▶ _Activity_
How many lines in the data below contain the string "respektive"? Answer with the number only.

Dataset records of document pages
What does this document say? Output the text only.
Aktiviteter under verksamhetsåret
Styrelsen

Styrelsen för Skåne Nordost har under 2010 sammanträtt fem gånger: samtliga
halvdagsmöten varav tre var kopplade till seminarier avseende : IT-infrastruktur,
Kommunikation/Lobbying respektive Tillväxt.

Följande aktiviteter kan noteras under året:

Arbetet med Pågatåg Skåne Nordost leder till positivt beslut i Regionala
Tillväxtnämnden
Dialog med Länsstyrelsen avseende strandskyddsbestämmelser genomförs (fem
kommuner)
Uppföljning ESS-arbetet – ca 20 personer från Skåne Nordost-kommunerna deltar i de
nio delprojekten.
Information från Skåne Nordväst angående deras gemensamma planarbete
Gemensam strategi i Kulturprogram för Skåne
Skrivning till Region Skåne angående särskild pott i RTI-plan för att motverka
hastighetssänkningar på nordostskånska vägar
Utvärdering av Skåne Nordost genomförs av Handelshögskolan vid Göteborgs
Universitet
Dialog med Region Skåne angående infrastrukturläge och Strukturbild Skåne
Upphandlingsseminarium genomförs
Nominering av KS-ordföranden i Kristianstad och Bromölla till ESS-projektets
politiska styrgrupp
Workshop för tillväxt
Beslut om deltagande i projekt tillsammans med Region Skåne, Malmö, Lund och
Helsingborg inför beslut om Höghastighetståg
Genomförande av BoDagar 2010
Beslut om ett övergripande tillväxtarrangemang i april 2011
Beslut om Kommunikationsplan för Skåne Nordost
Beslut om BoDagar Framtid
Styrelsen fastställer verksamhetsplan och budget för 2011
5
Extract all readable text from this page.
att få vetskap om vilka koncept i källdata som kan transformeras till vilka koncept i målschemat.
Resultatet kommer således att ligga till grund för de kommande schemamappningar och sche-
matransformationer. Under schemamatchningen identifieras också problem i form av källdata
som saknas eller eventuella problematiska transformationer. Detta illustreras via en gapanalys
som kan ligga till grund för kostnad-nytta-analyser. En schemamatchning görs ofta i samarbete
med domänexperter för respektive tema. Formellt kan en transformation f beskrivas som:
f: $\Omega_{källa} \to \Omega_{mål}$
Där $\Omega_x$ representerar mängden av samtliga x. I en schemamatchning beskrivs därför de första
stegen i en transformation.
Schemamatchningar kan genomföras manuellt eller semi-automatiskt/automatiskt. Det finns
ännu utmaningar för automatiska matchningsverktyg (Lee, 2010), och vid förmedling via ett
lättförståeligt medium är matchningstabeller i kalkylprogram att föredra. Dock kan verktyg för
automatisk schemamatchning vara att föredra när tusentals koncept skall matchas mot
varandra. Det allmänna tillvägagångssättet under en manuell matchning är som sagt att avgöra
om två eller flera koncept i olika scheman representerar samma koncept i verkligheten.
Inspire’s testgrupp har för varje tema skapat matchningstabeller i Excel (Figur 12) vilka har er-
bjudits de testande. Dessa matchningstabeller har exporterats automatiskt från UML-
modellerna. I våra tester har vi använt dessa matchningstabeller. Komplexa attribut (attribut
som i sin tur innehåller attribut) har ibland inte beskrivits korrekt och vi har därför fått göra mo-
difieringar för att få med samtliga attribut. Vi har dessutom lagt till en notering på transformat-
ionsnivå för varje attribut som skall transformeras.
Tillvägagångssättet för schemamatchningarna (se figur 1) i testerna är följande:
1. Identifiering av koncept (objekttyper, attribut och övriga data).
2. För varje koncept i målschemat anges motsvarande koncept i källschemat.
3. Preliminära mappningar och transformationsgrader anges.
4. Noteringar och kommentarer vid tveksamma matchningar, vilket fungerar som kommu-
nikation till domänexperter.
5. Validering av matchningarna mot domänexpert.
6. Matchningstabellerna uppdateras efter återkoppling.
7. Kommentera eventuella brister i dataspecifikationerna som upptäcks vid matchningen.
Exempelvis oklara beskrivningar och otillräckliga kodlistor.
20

▶ _Output of the task_
2